• _What you need to do_
Give every entry again, word for word and in full.

─── Extracted records

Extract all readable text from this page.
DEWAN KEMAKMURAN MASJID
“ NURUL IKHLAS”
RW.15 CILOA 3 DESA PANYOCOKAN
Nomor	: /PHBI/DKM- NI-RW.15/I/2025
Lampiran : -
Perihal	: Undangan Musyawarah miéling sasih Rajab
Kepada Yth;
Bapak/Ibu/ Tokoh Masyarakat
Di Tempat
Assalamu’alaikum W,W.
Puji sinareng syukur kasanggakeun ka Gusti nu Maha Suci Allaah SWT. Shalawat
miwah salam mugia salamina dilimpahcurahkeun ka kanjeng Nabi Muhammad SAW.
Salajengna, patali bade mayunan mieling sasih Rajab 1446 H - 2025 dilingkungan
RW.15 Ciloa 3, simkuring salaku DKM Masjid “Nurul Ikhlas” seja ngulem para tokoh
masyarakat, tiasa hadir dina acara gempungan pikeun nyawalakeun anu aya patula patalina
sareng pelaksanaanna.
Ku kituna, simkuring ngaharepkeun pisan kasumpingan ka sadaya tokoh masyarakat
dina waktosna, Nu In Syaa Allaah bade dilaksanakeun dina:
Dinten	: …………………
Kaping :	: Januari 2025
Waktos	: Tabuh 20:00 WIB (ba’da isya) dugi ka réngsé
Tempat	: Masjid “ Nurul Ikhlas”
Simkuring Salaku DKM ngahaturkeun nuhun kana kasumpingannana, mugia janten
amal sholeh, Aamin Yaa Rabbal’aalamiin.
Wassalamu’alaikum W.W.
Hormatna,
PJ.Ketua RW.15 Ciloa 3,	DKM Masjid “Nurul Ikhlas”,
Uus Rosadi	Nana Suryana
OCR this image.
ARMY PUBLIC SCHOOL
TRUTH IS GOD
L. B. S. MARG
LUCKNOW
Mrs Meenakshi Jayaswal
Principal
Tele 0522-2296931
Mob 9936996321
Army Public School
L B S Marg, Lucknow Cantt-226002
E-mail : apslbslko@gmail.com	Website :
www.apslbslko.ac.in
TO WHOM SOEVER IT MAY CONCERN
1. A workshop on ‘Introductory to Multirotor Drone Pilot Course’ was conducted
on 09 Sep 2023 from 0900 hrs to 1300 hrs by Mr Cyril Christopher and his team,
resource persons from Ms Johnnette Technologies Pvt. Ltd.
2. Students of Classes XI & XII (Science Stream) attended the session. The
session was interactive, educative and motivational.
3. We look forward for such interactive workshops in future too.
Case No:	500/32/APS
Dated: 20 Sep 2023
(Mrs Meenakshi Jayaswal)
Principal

──────

• _The result_
Extract all readable text from this page.
DEWAN KEMAKMURAN MASJID
“ NURUL IKHLAS”
RW.15 CILOA 3 DESA PANYOCOKAN
Nomor	: /PHBI/DKM- NI-RW.15/I/2025
Lampiran : -
Perihal	: Undangan Musyawarah miéling sasih Rajab
Kepada Yth;
Bapak/Ibu/ Tokoh Masyarakat
Di Tempat
Assalamu’alaikum W,W.
Puji sinareng syukur kasanggakeun ka Gusti nu Maha Suci Allaah SWT. Shalawat
miwah salam mugia salamina dilimpahcurahkeun ka kanjeng Nabi Muhammad SAW.
Salajengna, patali bade mayunan mieling sasih Rajab 1446 H - 2025 dilingkungan
RW.15 Ciloa 3, simkuring salaku DKM Masjid “Nurul Ikhlas” seja ngulem para tokoh
masyarakat, tiasa hadir dina acara gempungan pikeun nyawalakeun anu aya patula patalina
sareng pelaksanaanna.
Ku kituna, simkuring ngaharepkeun pisan kasumpingan ka sadaya tokoh masyarakat
dina waktosna, Nu In Syaa Allaah bade dilaksanakeun dina:
Dinten	: …………………
Kaping :	: Januari 2025
Waktos	: Tabuh 20:00 WIB (ba’da isya) dugi ka réngsé
Tempat	: Masjid “ Nurul Ikhlas”
Simkuring Salaku DKM ngahaturkeun nuhun kana kasumpingannana, mugia janten
amal sholeh, Aamin Yaa Rabbal’aalamiin.
Wassalamu’alaikum W.W.
Hormatna,
PJ.Ketua RW.15 Ciloa 3,	DKM Masjid “Nurul Ikhlas”,
Uus Rosadi	Nana Suryana
OCR this image.
ARMY PUBLIC SCHOOL
TRUTH IS GOD
L. B. S. MARG
LUCKNOW
Mrs Meenakshi Jayaswal
Principal
Tele 0522-2296931
Mob 9936996321
Army Public School
L B S Marg, Lucknow Cantt-226002
E-mail : apslbslko@gmail.com	Website :
www.apslbslko.ac.in
TO WHOM SOEVER IT MAY CONCERN
1. A workshop on ‘Introductory to Multirotor Drone Pilot Course’ was conducted
on 09 Sep 2023 from 0900 hrs to 1300 hrs by Mr Cyril Christopher and his team,
resource persons from Ms Johnnette Technologies Pvt. Ltd.
2. Students of Classes XI & XII (Science Stream) attended the session. The
session was interactive, educative and motivational.
3. We look forward for such interactive workshops in future too.
Case No:	500/32/APS
Dated: 20 Sep 2023
(Mrs Meenakshi Jayaswal)
Principal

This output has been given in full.